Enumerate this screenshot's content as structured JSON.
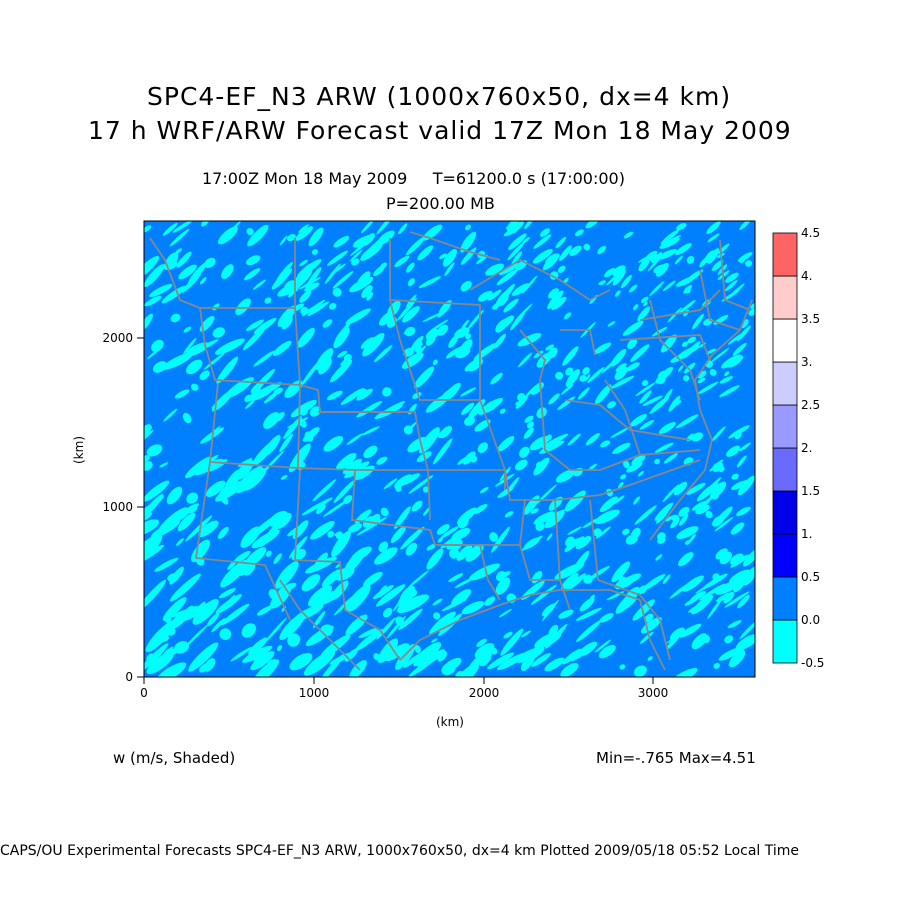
{
  "header": {
    "title_line1": "SPC4-EF_N3 ARW (1000x760x50, dx=4 km)",
    "title_line2": "17 h WRF/ARW Forecast valid 17Z Mon 18 May 2009",
    "time_line": "17:00Z Mon 18 May 2009     T=61200.0 s (17:00:00)",
    "level_line": "P=200.00 MB"
  },
  "axes": {
    "x_label": "(km)",
    "y_label": "(km)",
    "x_ticks": [
      "0",
      "1000",
      "2000",
      "3000"
    ],
    "y_ticks": [
      "0",
      "1000",
      "2000"
    ],
    "x_range_km": [
      0,
      3600
    ],
    "y_range_km": [
      0,
      2700
    ]
  },
  "colorbar": {
    "labels": [
      "-0.5",
      "0.0",
      "0.5",
      "1.",
      "1.5",
      "2.",
      "2.5",
      "3.",
      "3.5",
      "4.",
      "4.5"
    ],
    "colors": [
      "#00ffff",
      "#0080ff",
      "#0000ff",
      "#0000e8",
      "#6a6aff",
      "#9999ff",
      "#ccccff",
      "#ffffff",
      "#ffcccc",
      "#ff9999",
      "#ff6464"
    ]
  },
  "field": {
    "variable_label": "w (m/s, Shaded)",
    "minmax": "Min=-.765 Max=4.51",
    "background_color": "#0080ff",
    "streak_color": "#00ffff",
    "boundary_color": "#888888"
  },
  "footer": {
    "text": "CAPS/OU Experimental Forecasts  SPC4-EF_N3 ARW, 1000x760x50, dx=4 km  Plotted 2009/05/18 05:52 Local Time"
  }
}
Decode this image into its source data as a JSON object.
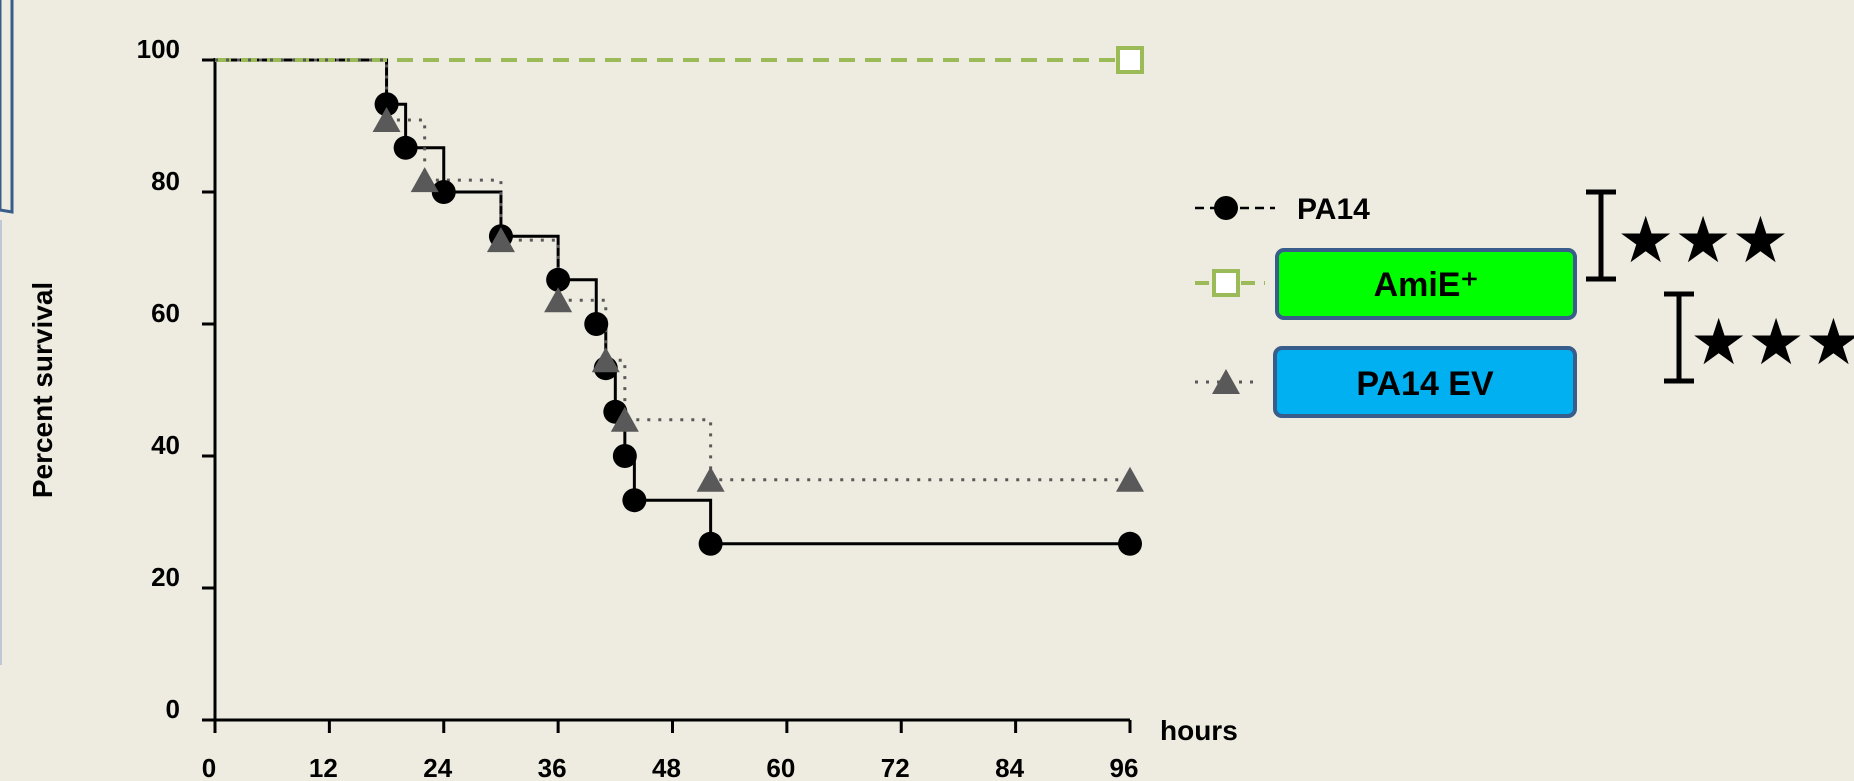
{
  "chart_data": {
    "type": "line",
    "subtype": "kaplan-meier step survival curves",
    "ylabel": "Percent survival",
    "xlabel": "hours",
    "xlim": [
      0,
      96
    ],
    "ylim": [
      0,
      100
    ],
    "x_ticks": [
      "0",
      "12",
      "24",
      "36",
      "48",
      "60",
      "72",
      "84",
      "96"
    ],
    "y_ticks": [
      "0",
      "20",
      "40",
      "60",
      "80",
      "100"
    ],
    "grid": false,
    "legend_position": "right",
    "series": [
      {
        "name": "PA14",
        "color": "#000000",
        "line_style": "solid",
        "marker": "filled-circle",
        "points": [
          [
            0,
            100
          ],
          [
            18,
            93.3
          ],
          [
            20,
            86.7
          ],
          [
            24,
            80
          ],
          [
            30,
            73.3
          ],
          [
            36,
            66.7
          ],
          [
            40,
            60
          ],
          [
            41,
            53.3
          ],
          [
            42,
            46.7
          ],
          [
            43,
            40
          ],
          [
            44,
            33.3
          ],
          [
            52,
            26.7
          ],
          [
            96,
            26.7
          ]
        ]
      },
      {
        "name": "AmiE⁺",
        "color": "#9bbb59",
        "line_style": "dashed",
        "marker": "open-square",
        "points": [
          [
            0,
            100
          ],
          [
            96,
            100
          ]
        ]
      },
      {
        "name": "PA14 EV",
        "color": "#595959",
        "line_style": "dotted",
        "marker": "filled-triangle",
        "points": [
          [
            0,
            100
          ],
          [
            18,
            90.9
          ],
          [
            22,
            81.8
          ],
          [
            30,
            72.7
          ],
          [
            36,
            63.6
          ],
          [
            41,
            54.5
          ],
          [
            43,
            45.5
          ],
          [
            52,
            36.4
          ],
          [
            96,
            36.4
          ]
        ]
      }
    ],
    "legend_boxes": [
      {
        "series": "AmiE⁺",
        "fill": "#00ff00",
        "border": "#385d8a"
      },
      {
        "series": "PA14 EV",
        "fill": "#00b0f0",
        "border": "#385d8a"
      }
    ],
    "annotations": [
      {
        "type": "significance-bracket",
        "text": "★★★",
        "compares": [
          "PA14",
          "AmiE⁺"
        ]
      },
      {
        "type": "significance-bracket",
        "text": "★★★",
        "compares": [
          "AmiE⁺",
          "PA14 EV"
        ]
      }
    ]
  }
}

★ ★ ★

What you will do> Verbatim reproduction of every record is required; images are left out.

Solution to this exercise>
Enumerate this screenshot's content as structured JSON.
{
  "header": {
    "title_line1": "SPC4-EF_N3 ARW (1000x760x50, dx=4 km)",
    "title_line2": "17 h WRF/ARW Forecast valid 17Z Mon 18 May 2009",
    "time_line": "17:00Z Mon 18 May 2009     T=61200.0 s (17:00:00)",
    "level_line": "P=200.00 MB"
  },
  "axes": {
    "x_label": "(km)",
    "y_label": "(km)",
    "x_ticks": [
      "0",
      "1000",
      "2000",
      "3000"
    ],
    "y_ticks": [
      "0",
      "1000",
      "2000"
    ],
    "x_range_km": [
      0,
      3600
    ],
    "y_range_km": [
      0,
      2700
    ]
  },
  "colorbar": {
    "labels": [
      "-0.5",
      "0.0",
      "0.5",
      "1.",
      "1.5",
      "2.",
      "2.5",
      "3.",
      "3.5",
      "4.",
      "4.5"
    ],
    "colors": [
      "#00ffff",
      "#0080ff",
      "#0000ff",
      "#0000e8",
      "#6a6aff",
      "#9999ff",
      "#ccccff",
      "#ffffff",
      "#ffcccc",
      "#ff9999",
      "#ff6464"
    ]
  },
  "field": {
    "variable_label": "w (m/s, Shaded)",
    "minmax": "Min=-.765 Max=4.51",
    "background_color": "#0080ff",
    "streak_color": "#00ffff",
    "boundary_color": "#888888"
  },
  "footer": {
    "text": "CAPS/OU Experimental Forecasts  SPC4-EF_N3 ARW, 1000x760x50, dx=4 km  Plotted 2009/05/18 05:52 Local Time"
  }
}
Decode this image into its source data as a JSON object.
{
  "chart_data": {
    "type": "line",
    "subtype": "kaplan-meier step survival curves",
    "ylabel": "Percent survival",
    "xlabel": "hours",
    "xlim": [
      0,
      96
    ],
    "ylim": [
      0,
      100
    ],
    "x_ticks": [
      "0",
      "12",
      "24",
      "36",
      "48",
      "60",
      "72",
      "84",
      "96"
    ],
    "y_ticks": [
      "0",
      "20",
      "40",
      "60",
      "80",
      "100"
    ],
    "grid": false,
    "legend_position": "right",
    "series": [
      {
        "name": "PA14",
        "color": "#000000",
        "line_style": "solid",
        "marker": "filled-circle",
        "points": [
          [
            0,
            100
          ],
          [
            18,
            93.3
          ],
          [
            20,
            86.7
          ],
          [
            24,
            80
          ],
          [
            30,
            73.3
          ],
          [
            36,
            66.7
          ],
          [
            40,
            60
          ],
          [
            41,
            53.3
          ],
          [
            42,
            46.7
          ],
          [
            43,
            40
          ],
          [
            44,
            33.3
          ],
          [
            52,
            26.7
          ],
          [
            96,
            26.7
          ]
        ]
      },
      {
        "name": "AmiE⁺",
        "color": "#9bbb59",
        "line_style": "dashed",
        "marker": "open-square",
        "points": [
          [
            0,
            100
          ],
          [
            96,
            100
          ]
        ]
      },
      {
        "name": "PA14 EV",
        "color": "#595959",
        "line_style": "dotted",
        "marker": "filled-triangle",
        "points": [
          [
            0,
            100
          ],
          [
            18,
            90.9
          ],
          [
            22,
            81.8
          ],
          [
            30,
            72.7
          ],
          [
            36,
            63.6
          ],
          [
            41,
            54.5
          ],
          [
            43,
            45.5
          ],
          [
            52,
            36.4
          ],
          [
            96,
            36.4
          ]
        ]
      }
    ],
    "legend_boxes": [
      {
        "series": "AmiE⁺",
        "fill": "#00ff00",
        "border": "#385d8a"
      },
      {
        "series": "PA14 EV",
        "fill": "#00b0f0",
        "border": "#385d8a"
      }
    ],
    "annotations": [
      {
        "type": "significance-bracket",
        "text": "★★★",
        "compares": [
          "PA14",
          "AmiE⁺"
        ]
      },
      {
        "type": "significance-bracket",
        "text": "★★★",
        "compares": [
          "AmiE⁺",
          "PA14 EV"
        ]
      }
    ]
  }
}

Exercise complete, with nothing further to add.